Directive
Reproduce each line of the data below without changing anything.

-------

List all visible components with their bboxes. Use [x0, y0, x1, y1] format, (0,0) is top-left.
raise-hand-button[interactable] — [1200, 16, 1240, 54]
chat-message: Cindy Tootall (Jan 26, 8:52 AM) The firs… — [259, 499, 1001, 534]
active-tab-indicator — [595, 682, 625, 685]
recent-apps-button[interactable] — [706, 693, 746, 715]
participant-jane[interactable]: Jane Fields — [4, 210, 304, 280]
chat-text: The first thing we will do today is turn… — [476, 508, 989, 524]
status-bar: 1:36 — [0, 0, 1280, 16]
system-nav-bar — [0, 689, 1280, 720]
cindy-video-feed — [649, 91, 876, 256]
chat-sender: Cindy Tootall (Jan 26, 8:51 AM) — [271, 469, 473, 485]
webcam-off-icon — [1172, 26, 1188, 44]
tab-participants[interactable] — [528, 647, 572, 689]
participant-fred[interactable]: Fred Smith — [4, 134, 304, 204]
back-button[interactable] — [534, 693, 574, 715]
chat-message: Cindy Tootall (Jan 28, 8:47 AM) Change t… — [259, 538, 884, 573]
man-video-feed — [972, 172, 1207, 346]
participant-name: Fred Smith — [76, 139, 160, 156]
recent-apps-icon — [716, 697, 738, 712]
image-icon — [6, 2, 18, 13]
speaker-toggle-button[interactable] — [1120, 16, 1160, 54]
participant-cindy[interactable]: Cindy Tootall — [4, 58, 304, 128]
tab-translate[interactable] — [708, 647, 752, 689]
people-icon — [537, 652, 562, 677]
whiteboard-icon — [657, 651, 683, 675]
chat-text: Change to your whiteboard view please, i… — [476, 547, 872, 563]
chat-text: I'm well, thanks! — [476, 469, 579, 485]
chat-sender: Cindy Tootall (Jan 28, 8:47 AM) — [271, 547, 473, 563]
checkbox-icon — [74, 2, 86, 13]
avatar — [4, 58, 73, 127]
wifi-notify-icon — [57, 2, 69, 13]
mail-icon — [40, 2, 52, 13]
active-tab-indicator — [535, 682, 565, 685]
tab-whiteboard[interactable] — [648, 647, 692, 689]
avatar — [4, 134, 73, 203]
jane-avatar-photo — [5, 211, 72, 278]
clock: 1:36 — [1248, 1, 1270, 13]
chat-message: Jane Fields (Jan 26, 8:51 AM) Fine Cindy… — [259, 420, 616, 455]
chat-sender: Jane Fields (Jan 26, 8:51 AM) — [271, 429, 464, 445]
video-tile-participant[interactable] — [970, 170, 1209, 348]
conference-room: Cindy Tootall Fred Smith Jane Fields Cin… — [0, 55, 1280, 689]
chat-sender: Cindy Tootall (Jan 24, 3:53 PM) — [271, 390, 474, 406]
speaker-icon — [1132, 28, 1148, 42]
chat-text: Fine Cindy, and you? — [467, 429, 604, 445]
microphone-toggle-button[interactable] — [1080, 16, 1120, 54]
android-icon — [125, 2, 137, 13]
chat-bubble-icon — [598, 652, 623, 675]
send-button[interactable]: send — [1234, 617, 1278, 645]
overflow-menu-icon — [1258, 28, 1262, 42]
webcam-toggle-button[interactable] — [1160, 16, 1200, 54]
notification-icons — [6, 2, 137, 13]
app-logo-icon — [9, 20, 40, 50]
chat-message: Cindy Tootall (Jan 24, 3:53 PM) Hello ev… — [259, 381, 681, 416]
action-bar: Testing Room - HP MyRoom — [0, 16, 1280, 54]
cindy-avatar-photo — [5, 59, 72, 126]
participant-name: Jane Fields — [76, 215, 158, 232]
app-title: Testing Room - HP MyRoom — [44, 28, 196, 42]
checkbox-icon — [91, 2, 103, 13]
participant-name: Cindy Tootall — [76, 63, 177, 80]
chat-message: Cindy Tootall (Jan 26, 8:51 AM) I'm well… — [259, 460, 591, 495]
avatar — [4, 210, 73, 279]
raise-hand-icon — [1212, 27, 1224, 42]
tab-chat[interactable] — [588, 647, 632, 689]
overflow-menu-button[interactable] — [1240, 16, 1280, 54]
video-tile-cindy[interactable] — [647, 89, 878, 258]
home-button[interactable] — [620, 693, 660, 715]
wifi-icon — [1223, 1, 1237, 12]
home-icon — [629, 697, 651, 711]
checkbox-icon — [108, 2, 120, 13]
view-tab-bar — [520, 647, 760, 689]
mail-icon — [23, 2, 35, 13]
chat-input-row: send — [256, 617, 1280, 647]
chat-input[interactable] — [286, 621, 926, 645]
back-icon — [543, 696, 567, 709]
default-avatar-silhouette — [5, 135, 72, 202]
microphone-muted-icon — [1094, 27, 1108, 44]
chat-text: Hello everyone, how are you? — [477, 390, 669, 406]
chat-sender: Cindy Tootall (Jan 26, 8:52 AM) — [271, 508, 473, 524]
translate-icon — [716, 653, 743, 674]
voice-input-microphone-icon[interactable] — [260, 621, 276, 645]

-------

Solution for this problem
List all visible components with their bboxes. Use [x0, y0, x1, y1] format, (0,0) is top-left.
raise-hand-button[interactable] — [1200, 16, 1240, 54]
chat-message: Cindy Tootall (Jan 26, 8:52 AM) The firs… — [259, 499, 1001, 534]
active-tab-indicator — [595, 682, 625, 685]
recent-apps-button[interactable] — [706, 693, 746, 715]
participant-jane[interactable]: Jane Fields — [4, 210, 304, 280]
chat-text: The first thing we will do today is turn… — [476, 508, 989, 524]
status-bar: 1:36 — [0, 0, 1280, 16]
system-nav-bar — [0, 689, 1280, 720]
cindy-video-feed — [649, 91, 876, 256]
chat-sender: Cindy Tootall (Jan 26, 8:51 AM) — [271, 469, 473, 485]
webcam-off-icon — [1172, 26, 1188, 44]
tab-participants[interactable] — [528, 647, 572, 689]
participant-fred[interactable]: Fred Smith — [4, 134, 304, 204]
back-button[interactable] — [534, 693, 574, 715]
chat-message: Cindy Tootall (Jan 28, 8:47 AM) Change t… — [259, 538, 884, 573]
man-video-feed — [972, 172, 1207, 346]
participant-name: Fred Smith — [76, 139, 160, 156]
recent-apps-icon — [716, 697, 738, 712]
image-icon — [6, 2, 18, 13]
speaker-toggle-button[interactable] — [1120, 16, 1160, 54]
participant-cindy[interactable]: Cindy Tootall — [4, 58, 304, 128]
tab-translate[interactable] — [708, 647, 752, 689]
people-icon — [537, 652, 562, 677]
whiteboard-icon — [657, 651, 683, 675]
chat-text: Change to your whiteboard view please, i… — [476, 547, 872, 563]
chat-text: I'm well, thanks! — [476, 469, 579, 485]
chat-sender: Cindy Tootall (Jan 28, 8:47 AM) — [271, 547, 473, 563]
checkbox-icon — [74, 2, 86, 13]
avatar — [4, 58, 73, 127]
wifi-notify-icon — [57, 2, 69, 13]
mail-icon — [40, 2, 52, 13]
active-tab-indicator — [535, 682, 565, 685]
tab-whiteboard[interactable] — [648, 647, 692, 689]
avatar — [4, 134, 73, 203]
jane-avatar-photo — [5, 211, 72, 278]
clock: 1:36 — [1248, 1, 1270, 13]
chat-message: Jane Fields (Jan 26, 8:51 AM) Fine Cindy… — [259, 420, 616, 455]
chat-sender: Jane Fields (Jan 26, 8:51 AM) — [271, 429, 464, 445]
video-tile-participant[interactable] — [970, 170, 1209, 348]
conference-room: Cindy Tootall Fred Smith Jane Fields Cin… — [0, 55, 1280, 689]
chat-sender: Cindy Tootall (Jan 24, 3:53 PM) — [271, 390, 474, 406]
speaker-icon — [1132, 28, 1148, 42]
chat-text: Fine Cindy, and you? — [467, 429, 604, 445]
microphone-toggle-button[interactable] — [1080, 16, 1120, 54]
android-icon — [125, 2, 137, 13]
chat-bubble-icon — [598, 652, 623, 675]
send-button[interactable]: send — [1234, 617, 1278, 645]
overflow-menu-icon — [1258, 28, 1262, 42]
webcam-toggle-button[interactable] — [1160, 16, 1200, 54]
notification-icons — [6, 2, 137, 13]
app-logo-icon — [9, 20, 40, 50]
chat-message: Cindy Tootall (Jan 24, 3:53 PM) Hello ev… — [259, 381, 681, 416]
action-bar: Testing Room - HP MyRoom — [0, 16, 1280, 54]
cindy-avatar-photo — [5, 59, 72, 126]
participant-name: Jane Fields — [76, 215, 158, 232]
app-title: Testing Room - HP MyRoom — [44, 28, 196, 42]
checkbox-icon — [91, 2, 103, 13]
participant-name: Cindy Tootall — [76, 63, 177, 80]
chat-message: Cindy Tootall (Jan 26, 8:51 AM) I'm well… — [259, 460, 591, 495]
avatar — [4, 210, 73, 279]
raise-hand-icon — [1212, 27, 1224, 42]
tab-chat[interactable] — [588, 647, 632, 689]
overflow-menu-button[interactable] — [1240, 16, 1280, 54]
video-tile-cindy[interactable] — [647, 89, 878, 258]
home-button[interactable] — [620, 693, 660, 715]
wifi-icon — [1223, 1, 1237, 12]
home-icon — [629, 697, 651, 711]
checkbox-icon — [108, 2, 120, 13]
view-tab-bar — [520, 647, 760, 689]
mail-icon — [23, 2, 35, 13]
chat-input-row: send — [256, 617, 1280, 647]
chat-input[interactable] — [286, 621, 926, 645]
back-icon — [543, 696, 567, 709]
default-avatar-silhouette — [5, 135, 72, 202]
microphone-muted-icon — [1094, 27, 1108, 44]
chat-text: Hello everyone, how are you? — [477, 390, 669, 406]
chat-sender: Cindy Tootall (Jan 26, 8:52 AM) — [271, 508, 473, 524]
translate-icon — [716, 653, 743, 674]
voice-input-microphone-icon[interactable] — [260, 621, 276, 645]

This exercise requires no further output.